**** MATERIAL SHOWN ****

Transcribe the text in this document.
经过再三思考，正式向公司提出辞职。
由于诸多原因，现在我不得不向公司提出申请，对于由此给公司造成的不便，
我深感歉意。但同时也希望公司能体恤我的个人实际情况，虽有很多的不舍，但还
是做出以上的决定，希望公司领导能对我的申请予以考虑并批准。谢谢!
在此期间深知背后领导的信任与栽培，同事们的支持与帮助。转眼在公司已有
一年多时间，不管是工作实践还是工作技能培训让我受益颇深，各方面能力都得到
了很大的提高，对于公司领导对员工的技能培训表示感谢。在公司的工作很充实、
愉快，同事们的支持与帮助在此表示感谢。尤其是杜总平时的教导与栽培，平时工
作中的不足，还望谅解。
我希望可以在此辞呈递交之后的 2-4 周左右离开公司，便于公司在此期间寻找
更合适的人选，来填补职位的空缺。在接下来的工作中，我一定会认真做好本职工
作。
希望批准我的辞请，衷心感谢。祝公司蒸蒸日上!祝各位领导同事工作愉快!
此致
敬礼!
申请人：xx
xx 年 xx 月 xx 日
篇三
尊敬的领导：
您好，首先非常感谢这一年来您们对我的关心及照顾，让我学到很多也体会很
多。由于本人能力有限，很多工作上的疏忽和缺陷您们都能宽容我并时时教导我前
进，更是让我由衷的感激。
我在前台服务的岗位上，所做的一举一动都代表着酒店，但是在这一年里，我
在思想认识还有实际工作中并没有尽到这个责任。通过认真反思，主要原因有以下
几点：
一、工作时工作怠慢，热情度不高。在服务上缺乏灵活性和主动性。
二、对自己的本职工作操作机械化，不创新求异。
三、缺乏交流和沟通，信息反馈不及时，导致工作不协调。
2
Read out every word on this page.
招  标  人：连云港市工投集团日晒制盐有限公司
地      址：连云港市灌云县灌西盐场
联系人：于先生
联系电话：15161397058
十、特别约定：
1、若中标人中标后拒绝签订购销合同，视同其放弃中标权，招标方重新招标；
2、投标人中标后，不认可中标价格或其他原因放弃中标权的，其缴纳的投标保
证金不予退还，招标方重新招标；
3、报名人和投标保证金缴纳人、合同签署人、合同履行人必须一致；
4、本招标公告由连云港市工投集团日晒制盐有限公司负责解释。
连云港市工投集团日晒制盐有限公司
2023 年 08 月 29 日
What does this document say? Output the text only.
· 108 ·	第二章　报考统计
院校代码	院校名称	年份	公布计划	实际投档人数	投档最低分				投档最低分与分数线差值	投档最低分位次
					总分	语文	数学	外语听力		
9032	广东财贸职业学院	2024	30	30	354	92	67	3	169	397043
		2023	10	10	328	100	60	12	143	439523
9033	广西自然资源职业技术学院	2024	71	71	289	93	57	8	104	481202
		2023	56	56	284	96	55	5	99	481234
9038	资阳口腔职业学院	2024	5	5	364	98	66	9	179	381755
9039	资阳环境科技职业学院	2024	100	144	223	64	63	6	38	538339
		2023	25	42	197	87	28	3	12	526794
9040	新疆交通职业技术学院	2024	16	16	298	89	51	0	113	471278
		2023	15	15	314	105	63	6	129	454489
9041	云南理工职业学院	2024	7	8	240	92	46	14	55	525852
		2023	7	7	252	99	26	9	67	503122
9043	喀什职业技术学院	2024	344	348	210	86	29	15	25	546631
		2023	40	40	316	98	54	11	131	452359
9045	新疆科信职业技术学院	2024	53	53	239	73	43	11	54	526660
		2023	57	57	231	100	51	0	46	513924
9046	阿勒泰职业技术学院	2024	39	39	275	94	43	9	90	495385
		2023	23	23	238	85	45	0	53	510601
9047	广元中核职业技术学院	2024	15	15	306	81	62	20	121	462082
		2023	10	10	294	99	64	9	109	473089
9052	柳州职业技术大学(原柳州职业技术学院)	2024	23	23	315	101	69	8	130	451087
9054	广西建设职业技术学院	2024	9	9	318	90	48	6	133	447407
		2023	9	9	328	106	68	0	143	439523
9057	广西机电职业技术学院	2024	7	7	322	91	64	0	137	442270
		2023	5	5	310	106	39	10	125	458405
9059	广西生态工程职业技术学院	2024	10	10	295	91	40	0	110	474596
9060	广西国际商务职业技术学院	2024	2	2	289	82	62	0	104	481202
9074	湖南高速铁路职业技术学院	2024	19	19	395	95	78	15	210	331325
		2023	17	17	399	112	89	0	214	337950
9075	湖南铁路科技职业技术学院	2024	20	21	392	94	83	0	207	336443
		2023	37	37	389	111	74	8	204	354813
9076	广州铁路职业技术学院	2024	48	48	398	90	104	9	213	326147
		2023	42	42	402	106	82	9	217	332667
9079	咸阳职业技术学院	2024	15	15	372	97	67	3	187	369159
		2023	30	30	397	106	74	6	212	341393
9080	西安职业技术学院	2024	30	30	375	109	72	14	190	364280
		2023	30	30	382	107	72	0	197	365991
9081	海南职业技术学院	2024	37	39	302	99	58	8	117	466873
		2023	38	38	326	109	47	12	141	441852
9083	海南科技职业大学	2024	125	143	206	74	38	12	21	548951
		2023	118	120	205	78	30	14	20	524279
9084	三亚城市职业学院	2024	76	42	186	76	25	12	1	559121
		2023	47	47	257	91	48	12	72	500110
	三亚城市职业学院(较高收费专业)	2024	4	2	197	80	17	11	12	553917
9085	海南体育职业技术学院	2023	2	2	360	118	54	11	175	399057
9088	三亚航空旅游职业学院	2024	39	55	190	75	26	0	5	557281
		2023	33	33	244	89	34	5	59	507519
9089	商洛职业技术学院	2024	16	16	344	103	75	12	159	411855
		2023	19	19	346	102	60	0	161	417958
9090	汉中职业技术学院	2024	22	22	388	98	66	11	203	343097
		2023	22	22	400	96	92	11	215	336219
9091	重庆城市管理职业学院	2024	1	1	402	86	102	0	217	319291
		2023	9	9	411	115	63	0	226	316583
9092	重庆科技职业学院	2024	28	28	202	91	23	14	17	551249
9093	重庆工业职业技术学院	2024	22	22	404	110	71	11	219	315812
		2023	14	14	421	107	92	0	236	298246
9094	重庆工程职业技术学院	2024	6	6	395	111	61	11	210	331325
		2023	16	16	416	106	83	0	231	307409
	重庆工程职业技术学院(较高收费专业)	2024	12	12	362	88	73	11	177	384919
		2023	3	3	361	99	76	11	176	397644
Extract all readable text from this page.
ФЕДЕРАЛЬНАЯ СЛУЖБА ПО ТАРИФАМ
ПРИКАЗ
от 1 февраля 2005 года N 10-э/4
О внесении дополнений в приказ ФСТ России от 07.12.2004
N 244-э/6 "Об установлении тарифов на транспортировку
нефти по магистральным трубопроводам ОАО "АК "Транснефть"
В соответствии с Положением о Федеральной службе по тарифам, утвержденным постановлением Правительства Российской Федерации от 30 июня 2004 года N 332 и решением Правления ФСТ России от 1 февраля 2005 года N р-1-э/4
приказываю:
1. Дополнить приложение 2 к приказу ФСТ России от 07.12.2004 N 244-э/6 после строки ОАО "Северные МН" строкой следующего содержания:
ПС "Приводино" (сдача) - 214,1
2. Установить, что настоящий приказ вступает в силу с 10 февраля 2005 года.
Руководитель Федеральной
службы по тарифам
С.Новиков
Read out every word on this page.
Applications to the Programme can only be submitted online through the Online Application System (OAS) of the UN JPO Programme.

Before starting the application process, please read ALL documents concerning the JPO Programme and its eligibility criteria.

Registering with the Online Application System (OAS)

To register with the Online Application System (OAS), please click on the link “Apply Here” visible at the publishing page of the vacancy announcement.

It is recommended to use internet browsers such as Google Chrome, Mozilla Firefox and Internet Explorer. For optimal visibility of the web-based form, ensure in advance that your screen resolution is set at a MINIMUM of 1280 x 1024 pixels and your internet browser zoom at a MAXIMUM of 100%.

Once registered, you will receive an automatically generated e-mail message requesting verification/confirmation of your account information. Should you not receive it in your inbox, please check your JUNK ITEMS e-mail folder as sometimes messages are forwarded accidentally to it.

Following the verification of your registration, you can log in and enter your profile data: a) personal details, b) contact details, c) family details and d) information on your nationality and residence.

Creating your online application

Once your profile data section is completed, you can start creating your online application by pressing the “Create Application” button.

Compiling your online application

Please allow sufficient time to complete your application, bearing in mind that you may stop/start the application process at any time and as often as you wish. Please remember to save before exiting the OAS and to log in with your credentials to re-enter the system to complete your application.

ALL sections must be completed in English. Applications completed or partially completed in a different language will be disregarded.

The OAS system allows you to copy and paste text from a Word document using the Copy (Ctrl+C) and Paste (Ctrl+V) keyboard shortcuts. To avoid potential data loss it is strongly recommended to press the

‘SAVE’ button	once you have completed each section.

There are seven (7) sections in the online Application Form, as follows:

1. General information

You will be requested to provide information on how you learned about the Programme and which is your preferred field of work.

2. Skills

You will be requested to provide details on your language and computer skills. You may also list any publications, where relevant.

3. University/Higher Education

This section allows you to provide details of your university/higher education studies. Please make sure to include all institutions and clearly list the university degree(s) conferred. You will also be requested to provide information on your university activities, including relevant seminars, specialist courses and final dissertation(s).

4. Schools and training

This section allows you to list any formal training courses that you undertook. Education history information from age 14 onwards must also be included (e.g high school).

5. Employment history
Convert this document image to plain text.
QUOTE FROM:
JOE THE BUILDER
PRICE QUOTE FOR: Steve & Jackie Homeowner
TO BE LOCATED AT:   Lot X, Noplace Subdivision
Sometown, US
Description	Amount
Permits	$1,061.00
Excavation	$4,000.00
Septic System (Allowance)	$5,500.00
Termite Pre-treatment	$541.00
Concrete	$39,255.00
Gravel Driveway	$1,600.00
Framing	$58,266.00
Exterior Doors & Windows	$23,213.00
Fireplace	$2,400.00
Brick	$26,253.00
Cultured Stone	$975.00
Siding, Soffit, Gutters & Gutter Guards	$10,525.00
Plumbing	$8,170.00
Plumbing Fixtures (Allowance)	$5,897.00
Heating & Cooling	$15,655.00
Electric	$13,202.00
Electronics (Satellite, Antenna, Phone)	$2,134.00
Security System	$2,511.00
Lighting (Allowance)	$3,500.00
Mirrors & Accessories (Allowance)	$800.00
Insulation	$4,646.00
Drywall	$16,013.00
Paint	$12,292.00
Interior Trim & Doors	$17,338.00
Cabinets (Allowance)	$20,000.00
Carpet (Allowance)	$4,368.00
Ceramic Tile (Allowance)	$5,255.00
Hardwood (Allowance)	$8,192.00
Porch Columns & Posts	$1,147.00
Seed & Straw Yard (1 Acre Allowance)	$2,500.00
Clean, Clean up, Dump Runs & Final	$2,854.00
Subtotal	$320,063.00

****

[WRITTEN EXERCISE]
Take every line above carrying "sections" and return it.

[RESPONSE TO THIS EXERCISE]
ALL sections must be completed in English. Applications completed or partially completed in a different language will be disregarded.
There are seven (7) sections in the online Application Form, as follows:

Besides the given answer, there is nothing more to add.